**Raw records**
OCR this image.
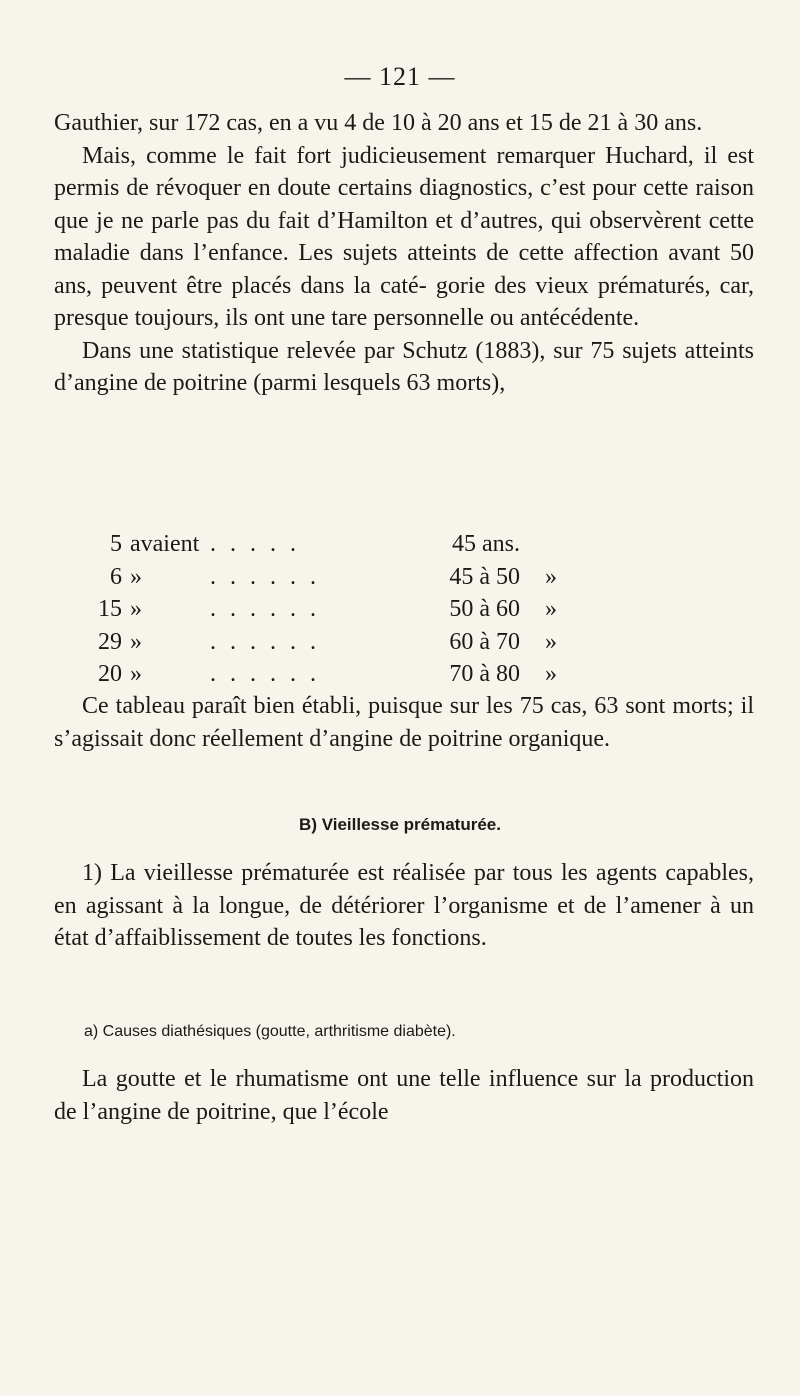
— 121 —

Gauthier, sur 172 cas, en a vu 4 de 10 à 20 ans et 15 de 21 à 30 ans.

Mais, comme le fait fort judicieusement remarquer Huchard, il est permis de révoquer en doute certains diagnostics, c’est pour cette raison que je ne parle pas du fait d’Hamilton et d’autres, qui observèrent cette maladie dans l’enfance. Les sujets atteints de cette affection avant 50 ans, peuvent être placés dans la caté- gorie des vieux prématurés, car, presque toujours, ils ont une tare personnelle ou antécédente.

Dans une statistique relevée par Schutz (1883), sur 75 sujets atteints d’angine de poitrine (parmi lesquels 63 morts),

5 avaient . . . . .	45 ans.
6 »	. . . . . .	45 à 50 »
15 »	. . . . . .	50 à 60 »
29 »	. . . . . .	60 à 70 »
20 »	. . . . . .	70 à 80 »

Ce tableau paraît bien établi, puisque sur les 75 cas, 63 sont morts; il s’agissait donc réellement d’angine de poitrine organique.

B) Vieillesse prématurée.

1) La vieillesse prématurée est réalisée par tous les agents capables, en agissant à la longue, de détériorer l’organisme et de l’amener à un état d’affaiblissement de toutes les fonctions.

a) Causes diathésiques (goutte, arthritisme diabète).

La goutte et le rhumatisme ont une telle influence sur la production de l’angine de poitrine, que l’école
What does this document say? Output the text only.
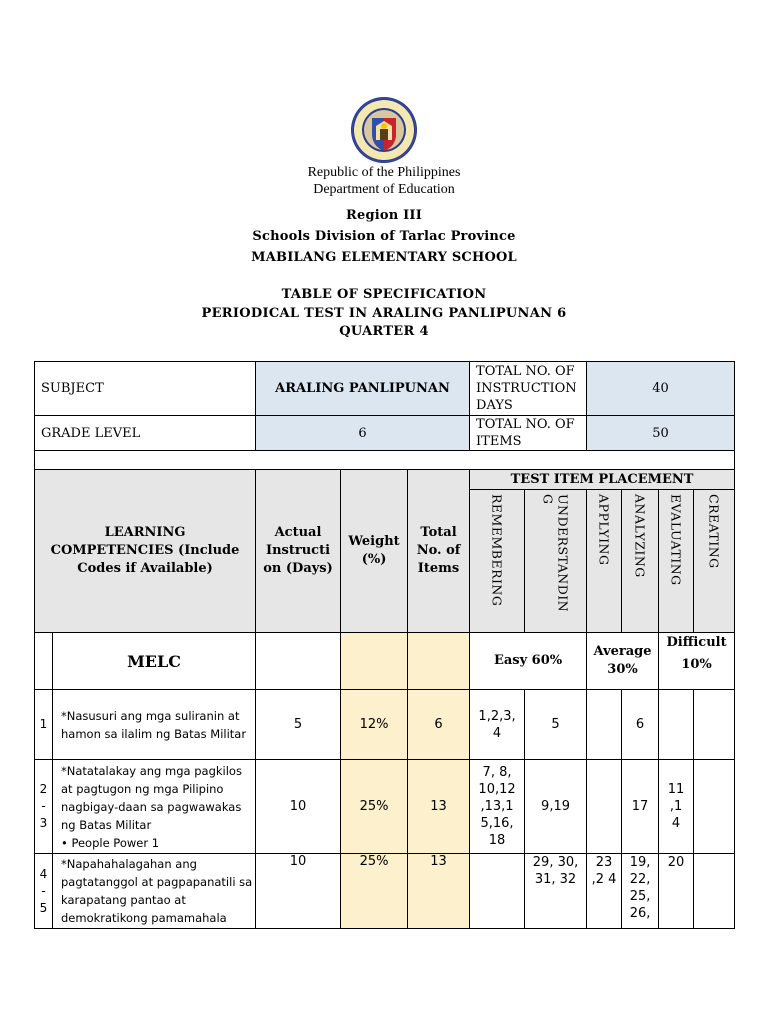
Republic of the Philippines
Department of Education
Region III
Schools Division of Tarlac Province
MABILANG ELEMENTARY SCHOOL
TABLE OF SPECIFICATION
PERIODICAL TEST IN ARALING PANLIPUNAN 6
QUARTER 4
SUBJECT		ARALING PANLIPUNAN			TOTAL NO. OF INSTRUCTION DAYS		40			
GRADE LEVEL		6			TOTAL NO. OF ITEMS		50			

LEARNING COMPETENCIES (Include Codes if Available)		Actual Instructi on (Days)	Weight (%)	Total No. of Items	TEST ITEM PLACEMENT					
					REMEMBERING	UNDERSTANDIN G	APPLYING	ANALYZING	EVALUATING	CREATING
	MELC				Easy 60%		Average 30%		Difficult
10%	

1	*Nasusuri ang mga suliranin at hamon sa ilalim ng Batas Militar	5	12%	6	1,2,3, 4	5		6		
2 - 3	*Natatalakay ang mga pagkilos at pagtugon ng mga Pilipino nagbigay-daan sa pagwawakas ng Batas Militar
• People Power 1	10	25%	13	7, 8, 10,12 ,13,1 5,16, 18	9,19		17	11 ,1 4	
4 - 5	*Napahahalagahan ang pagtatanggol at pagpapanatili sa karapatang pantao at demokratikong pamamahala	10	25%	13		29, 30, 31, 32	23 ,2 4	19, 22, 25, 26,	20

**Exercise description**
Write out every entry again word for word, without any of the pictures.

**Solution to the problem**
OCR this image.
— 121 —

Gauthier, sur 172 cas, en a vu 4 de 10 à 20 ans et 15 de 21 à 30 ans.

Mais, comme le fait fort judicieusement remarquer Huchard, il est permis de révoquer en doute certains diagnostics, c’est pour cette raison que je ne parle pas du fait d’Hamilton et d’autres, qui observèrent cette maladie dans l’enfance. Les sujets atteints de cette affection avant 50 ans, peuvent être placés dans la caté- gorie des vieux prématurés, car, presque toujours, ils ont une tare personnelle ou antécédente.

Dans une statistique relevée par Schutz (1883), sur 75 sujets atteints d’angine de poitrine (parmi lesquels 63 morts),

5 avaient . . . . .	45 ans.
6 »	. . . . . .	45 à 50 »
15 »	. . . . . .	50 à 60 »
29 »	. . . . . .	60 à 70 »
20 »	. . . . . .	70 à 80 »

Ce tableau paraît bien établi, puisque sur les 75 cas, 63 sont morts; il s’agissait donc réellement d’angine de poitrine organique.

B) Vieillesse prématurée.

1) La vieillesse prématurée est réalisée par tous les agents capables, en agissant à la longue, de détériorer l’organisme et de l’amener à un état d’affaiblissement de toutes les fonctions.

a) Causes diathésiques (goutte, arthritisme diabète).

La goutte et le rhumatisme ont une telle influence sur la production de l’angine de poitrine, que l’école
What does this document say? Output the text only.
Republic of the Philippines
Department of Education
Region III
Schools Division of Tarlac Province
MABILANG ELEMENTARY SCHOOL
TABLE OF SPECIFICATION
PERIODICAL TEST IN ARALING PANLIPUNAN 6
QUARTER 4
SUBJECT		ARALING PANLIPUNAN			TOTAL NO. OF INSTRUCTION DAYS		40			
GRADE LEVEL		6			TOTAL NO. OF ITEMS		50			

LEARNING COMPETENCIES (Include Codes if Available)		Actual Instructi on (Days)	Weight (%)	Total No. of Items	TEST ITEM PLACEMENT					
					REMEMBERING	UNDERSTANDIN G	APPLYING	ANALYZING	EVALUATING	CREATING
	MELC				Easy 60%		Average 30%		Difficult
10%	

1	*Nasusuri ang mga suliranin at hamon sa ilalim ng Batas Militar	5	12%	6	1,2,3, 4	5		6		
2 - 3	*Natatalakay ang mga pagkilos at pagtugon ng mga Pilipino nagbigay-daan sa pagwawakas ng Batas Militar
• People Power 1	10	25%	13	7, 8, 10,12 ,13,1 5,16, 18	9,19		17	11 ,1 4	
4 - 5	*Napahahalagahan ang pagtatanggol at pagpapanatili sa karapatang pantao at demokratikong pamamahala	10	25%	13		29, 30, 31, 32	23 ,2 4	19, 22, 25, 26,	20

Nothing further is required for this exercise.